◆ Items ◆
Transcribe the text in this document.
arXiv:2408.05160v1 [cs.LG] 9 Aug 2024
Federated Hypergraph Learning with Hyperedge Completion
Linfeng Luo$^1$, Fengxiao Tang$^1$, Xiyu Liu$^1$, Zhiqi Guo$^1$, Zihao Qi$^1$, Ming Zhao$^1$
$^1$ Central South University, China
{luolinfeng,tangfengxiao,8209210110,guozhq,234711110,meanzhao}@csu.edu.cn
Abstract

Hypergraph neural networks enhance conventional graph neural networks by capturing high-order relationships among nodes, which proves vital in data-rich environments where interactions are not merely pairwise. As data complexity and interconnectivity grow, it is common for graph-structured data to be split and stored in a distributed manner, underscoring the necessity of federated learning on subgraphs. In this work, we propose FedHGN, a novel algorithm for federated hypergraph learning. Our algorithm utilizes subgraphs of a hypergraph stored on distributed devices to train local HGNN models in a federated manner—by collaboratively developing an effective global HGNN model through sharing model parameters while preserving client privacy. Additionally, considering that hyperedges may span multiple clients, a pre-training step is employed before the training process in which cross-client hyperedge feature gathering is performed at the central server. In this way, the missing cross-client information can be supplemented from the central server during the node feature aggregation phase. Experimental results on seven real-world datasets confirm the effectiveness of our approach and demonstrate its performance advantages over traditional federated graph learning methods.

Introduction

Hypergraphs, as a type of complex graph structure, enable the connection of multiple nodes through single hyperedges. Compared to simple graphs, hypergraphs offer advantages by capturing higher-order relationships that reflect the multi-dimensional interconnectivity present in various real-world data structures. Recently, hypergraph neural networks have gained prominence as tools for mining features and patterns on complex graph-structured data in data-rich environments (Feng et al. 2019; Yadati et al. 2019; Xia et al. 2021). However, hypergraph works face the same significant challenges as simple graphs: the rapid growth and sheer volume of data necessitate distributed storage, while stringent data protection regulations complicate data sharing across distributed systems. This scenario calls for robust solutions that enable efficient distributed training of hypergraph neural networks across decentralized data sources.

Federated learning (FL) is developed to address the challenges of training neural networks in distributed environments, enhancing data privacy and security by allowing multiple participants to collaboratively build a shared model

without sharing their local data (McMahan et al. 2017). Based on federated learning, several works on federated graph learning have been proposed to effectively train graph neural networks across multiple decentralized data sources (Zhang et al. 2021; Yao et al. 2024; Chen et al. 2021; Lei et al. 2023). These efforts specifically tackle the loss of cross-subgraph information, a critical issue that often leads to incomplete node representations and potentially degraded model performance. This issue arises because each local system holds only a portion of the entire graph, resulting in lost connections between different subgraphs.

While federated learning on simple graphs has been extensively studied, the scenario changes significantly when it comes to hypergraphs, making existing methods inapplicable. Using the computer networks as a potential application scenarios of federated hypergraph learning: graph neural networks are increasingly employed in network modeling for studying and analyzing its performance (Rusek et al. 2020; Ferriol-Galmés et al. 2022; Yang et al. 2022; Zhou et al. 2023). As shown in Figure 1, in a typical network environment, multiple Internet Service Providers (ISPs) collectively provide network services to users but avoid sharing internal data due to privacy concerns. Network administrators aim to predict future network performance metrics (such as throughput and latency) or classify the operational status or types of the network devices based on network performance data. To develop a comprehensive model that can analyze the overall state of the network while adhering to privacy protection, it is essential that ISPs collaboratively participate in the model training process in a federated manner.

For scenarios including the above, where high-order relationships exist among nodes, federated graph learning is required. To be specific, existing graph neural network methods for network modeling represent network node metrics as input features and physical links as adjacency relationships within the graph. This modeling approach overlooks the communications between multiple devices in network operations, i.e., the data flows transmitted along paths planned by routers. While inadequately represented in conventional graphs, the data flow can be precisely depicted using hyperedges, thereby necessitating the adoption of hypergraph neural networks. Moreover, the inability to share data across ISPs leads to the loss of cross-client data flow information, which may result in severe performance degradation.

◆ Exercise goal ◆
Reproduce all the records precisely.

◆ Output for this task ◆
Transcribe the text in this document.
arXiv:2408.05160v1 [cs.LG] 9 Aug 2024
Federated Hypergraph Learning with Hyperedge Completion
Linfeng Luo$^1$, Fengxiao Tang$^1$, Xiyu Liu$^1$, Zhiqi Guo$^1$, Zihao Qi$^1$, Ming Zhao$^1$
$^1$ Central South University, China
{luolinfeng,tangfengxiao,8209210110,guozhq,234711110,meanzhao}@csu.edu.cn
Abstract

Hypergraph neural networks enhance conventional graph neural networks by capturing high-order relationships among nodes, which proves vital in data-rich environments where interactions are not merely pairwise. As data complexity and interconnectivity grow, it is common for graph-structured data to be split and stored in a distributed manner, underscoring the necessity of federated learning on subgraphs. In this work, we propose FedHGN, a novel algorithm for federated hypergraph learning. Our algorithm utilizes subgraphs of a hypergraph stored on distributed devices to train local HGNN models in a federated manner—by collaboratively developing an effective global HGNN model through sharing model parameters while preserving client privacy. Additionally, considering that hyperedges may span multiple clients, a pre-training step is employed before the training process in which cross-client hyperedge feature gathering is performed at the central server. In this way, the missing cross-client information can be supplemented from the central server during the node feature aggregation phase. Experimental results on seven real-world datasets confirm the effectiveness of our approach and demonstrate its performance advantages over traditional federated graph learning methods.

Introduction

Hypergraphs, as a type of complex graph structure, enable the connection of multiple nodes through single hyperedges. Compared to simple graphs, hypergraphs offer advantages by capturing higher-order relationships that reflect the multi-dimensional interconnectivity present in various real-world data structures. Recently, hypergraph neural networks have gained prominence as tools for mining features and patterns on complex graph-structured data in data-rich environments (Feng et al. 2019; Yadati et al. 2019; Xia et al. 2021). However, hypergraph works face the same significant challenges as simple graphs: the rapid growth and sheer volume of data necessitate distributed storage, while stringent data protection regulations complicate data sharing across distributed systems. This scenario calls for robust solutions that enable efficient distributed training of hypergraph neural networks across decentralized data sources.

Federated learning (FL) is developed to address the challenges of training neural networks in distributed environments, enhancing data privacy and security by allowing multiple participants to collaboratively build a shared model

without sharing their local data (McMahan et al. 2017). Based on federated learning, several works on federated graph learning have been proposed to effectively train graph neural networks across multiple decentralized data sources (Zhang et al. 2021; Yao et al. 2024; Chen et al. 2021; Lei et al. 2023). These efforts specifically tackle the loss of cross-subgraph information, a critical issue that often leads to incomplete node representations and potentially degraded model performance. This issue arises because each local system holds only a portion of the entire graph, resulting in lost connections between different subgraphs.

While federated learning on simple graphs has been extensively studied, the scenario changes significantly when it comes to hypergraphs, making existing methods inapplicable. Using the computer networks as a potential application scenarios of federated hypergraph learning: graph neural networks are increasingly employed in network modeling for studying and analyzing its performance (Rusek et al. 2020; Ferriol-Galmés et al. 2022; Yang et al. 2022; Zhou et al. 2023). As shown in Figure 1, in a typical network environment, multiple Internet Service Providers (ISPs) collectively provide network services to users but avoid sharing internal data due to privacy concerns. Network administrators aim to predict future network performance metrics (such as throughput and latency) or classify the operational status or types of the network devices based on network performance data. To develop a comprehensive model that can analyze the overall state of the network while adhering to privacy protection, it is essential that ISPs collaboratively participate in the model training process in a federated manner.

For scenarios including the above, where high-order relationships exist among nodes, federated graph learning is required. To be specific, existing graph neural network methods for network modeling represent network node metrics as input features and physical links as adjacency relationships within the graph. This modeling approach overlooks the communications between multiple devices in network operations, i.e., the data flows transmitted along paths planned by routers. While inadequately represented in conventional graphs, the data flow can be precisely depicted using hyperedges, thereby necessitating the adoption of hypergraph neural networks. Moreover, the inability to share data across ISPs leads to the loss of cross-client data flow information, which may result in severe performance degradation.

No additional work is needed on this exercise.